* [Document excerpt]
-*-*-

Translating queries in this regard can allow users to specify queries for semantic data in the database using SQL, imperative programming languages, NL, etc., instead of having to use DAX, MDX, or other languages supported by the database. As a result, the customer or users can experience the benefits of using business intelligence tools to create representations of data in compressed linked tabular representations, including data preparation, cleaning, linking, etc., query efficiency, and/or the like, with also having the ability to draft and execute queries in a more readily-available or well-known query or programming language (or NL). In addition, customers may not need to move data out of the database into another database to execute these other types of queries (e.g., SQL, imperative programming languages, NL, etc.), as the query translation allows for executing these queries in the language syntax supported by the database.
Turning now to
Device 100 can also include a database 130 that stores semantic data, which can include compressed linked tabular representations of data that can have specified relationships between various tables of the data. For example, the database 130 can be provided by, or modified by, business intelligence tools to include various representations of the data in various tables, such as the compressed linked tabular representations. The database 130 can store the linked tabular data using a compressed columnar format.
In one example, the operating system 106 can execute one or more applications or processes, such as, but not limited to, an optional user interface component 120 for defining a query for semantic data using SQL, an imperative programming language, NL, or other syntax that is not supported by the database 130, a query obtaining component 122 for obtaining or generating a language-agnostic query for semantic data in the database 130, a query translating component 124 for translating the language-agnostic query into a query language syntax supported for querying the database 130, and/or a database query engine 126 for querying the database 130 by processing queries specified in the query language syntax. For example, database query engine 126 can process DAX or MDX queries for querying the database 130, including performing the query operations without decompressing the semantic data in database 130.
In an example, query obtaining component 122 can obtain the language-agnostic query from memory 104 or other data store or can generate the language-agnostic query from a query of a different query language, such as SQL, an imperative programming language, such as Python, NL, etc. For example, query obtaining component 122 can extract, from the language-agnostic query, a list of multiple ordered relational operators, which can be ordered based on a hierarchical position of the relational operator within a nested structure of the language-agnostic query (e.g., starting with an innermost relational operator and working out to an outermost relational operator). In an example, query translating component 124 can generate the database query, which is of the query language syntax supported by the database query engine 126 for querying the database 130, at least in part by translating each relational operator in the list and according to the order of the relational operators in the list. For example, query translating component 124 can translate each relational operator to generate a portion of the database query. In another example, query translating component 124 can perform an optimization for a given one of the relational operators in generating the respective portion of the database query.

-*-*-

* [Work instructions]
[a] Answer these questions using the query translation excerpt:
(i) In what format does database 130 store the linked tabular data?
(ii) Which two query languages does the excerpt say database query engine 126 can process?
(iii) With which relational operator does the ordering of the extracted list start?
[b] From the entries, quote the part that opens with the line containing "style-label: 样 xyxy=(286,40,298,57)" and closes with the line containing "menu-item[interactable]: 定义图案... xyxy=(1,562,245,582)", with both of those lines included.
The text and the entries are unrelated material.

* [Recorded information]
-*-*-

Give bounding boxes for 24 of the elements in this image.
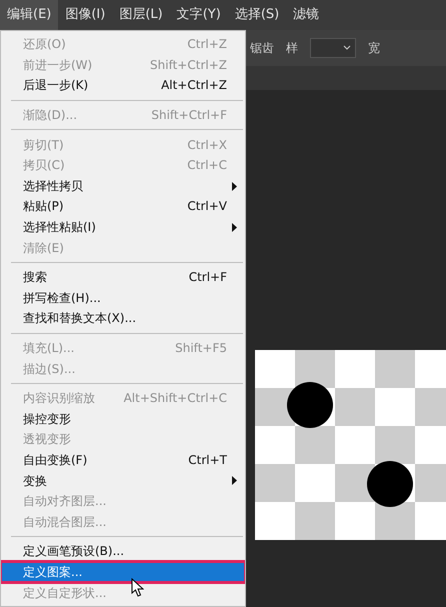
style-label: 样 xyxy=(286,40,298,57)
style-dropdown[interactable] xyxy=(310,38,356,58)
width-label: 宽 xyxy=(368,40,380,57)
menubar-item[interactable]: 图像(I) xyxy=(58,0,112,30)
caret-icon xyxy=(343,45,351,51)
menu-item[interactable]: 拼写检查(H)... xyxy=(1,288,245,308)
menu-item[interactable]: 粘贴(P) Ctrl+V xyxy=(1,196,245,217)
menu-item[interactable]: 变换 xyxy=(1,470,245,491)
menubar-item[interactable]: 图层(L) xyxy=(112,0,170,30)
menubar-item[interactable]: 文字(Y) xyxy=(170,0,228,30)
antialias-label: 锯齿 xyxy=(250,40,274,57)
menubar-item[interactable]: 编辑(E) xyxy=(0,0,58,30)
menu-item[interactable]: 搜索 Ctrl+F xyxy=(1,266,245,288)
menubar-item[interactable]: 滤镜 xyxy=(286,0,326,30)
menu-item[interactable]: 操控变形 xyxy=(1,408,245,430)
menu-item[interactable]: 选择性拷贝 xyxy=(1,176,245,196)
menu-item[interactable]: 自由变换(F) Ctrl+T xyxy=(1,450,245,470)
menu-item[interactable]: 定义图案... xyxy=(1,562,245,582)
cursor-icon xyxy=(131,578,144,597)
menu-item[interactable]: 查找和替换文本(X)... xyxy=(1,308,245,329)
menu-item[interactable]: 后退一步(K) Alt+Ctrl+Z xyxy=(1,75,245,96)
menubar-item[interactable]: 选择(S) xyxy=(228,0,286,30)
menu-item[interactable]: 选择性粘贴(I) xyxy=(1,216,245,238)
menu-item[interactable]: 定义画笔预设(B)... xyxy=(1,541,245,562)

-*-*-

* [Worked answers]
[a]
(i) A compressed columnar format.
(ii) DAX and MDX.
(iii) The innermost relational operator.

[b]
style-label: 样 xyxy=(286,40,298,57)
style-dropdown[interactable] xyxy=(310,38,356,58)
width-label: 宽 xyxy=(368,40,380,57)
menubar-item[interactable]: 图像(I) xyxy=(58,0,112,30)
caret-icon xyxy=(343,45,351,51)
menu-item[interactable]: 拼写检查(H)... xyxy=(1,288,245,308)
menu-item[interactable]: 粘贴(P) Ctrl+V xyxy=(1,196,245,217)
menu-item[interactable]: 变换 xyxy=(1,470,245,491)
menubar-item[interactable]: 图层(L) xyxy=(112,0,170,30)
menubar-item[interactable]: 文字(Y) xyxy=(170,0,228,30)
antialias-label: 锯齿 xyxy=(250,40,274,57)
menubar-item[interactable]: 编辑(E) xyxy=(0,0,58,30)
menu-item[interactable]: 搜索 Ctrl+F xyxy=(1,266,245,288)
menubar-item[interactable]: 滤镜 xyxy=(286,0,326,30)
menu-item[interactable]: 操控变形 xyxy=(1,408,245,430)
menu-item[interactable]: 选择性拷贝 xyxy=(1,176,245,196)
menu-item[interactable]: 自由变换(F) Ctrl+T xyxy=(1,450,245,470)
menu-item[interactable]: 定义图案... xyxy=(1,562,245,582)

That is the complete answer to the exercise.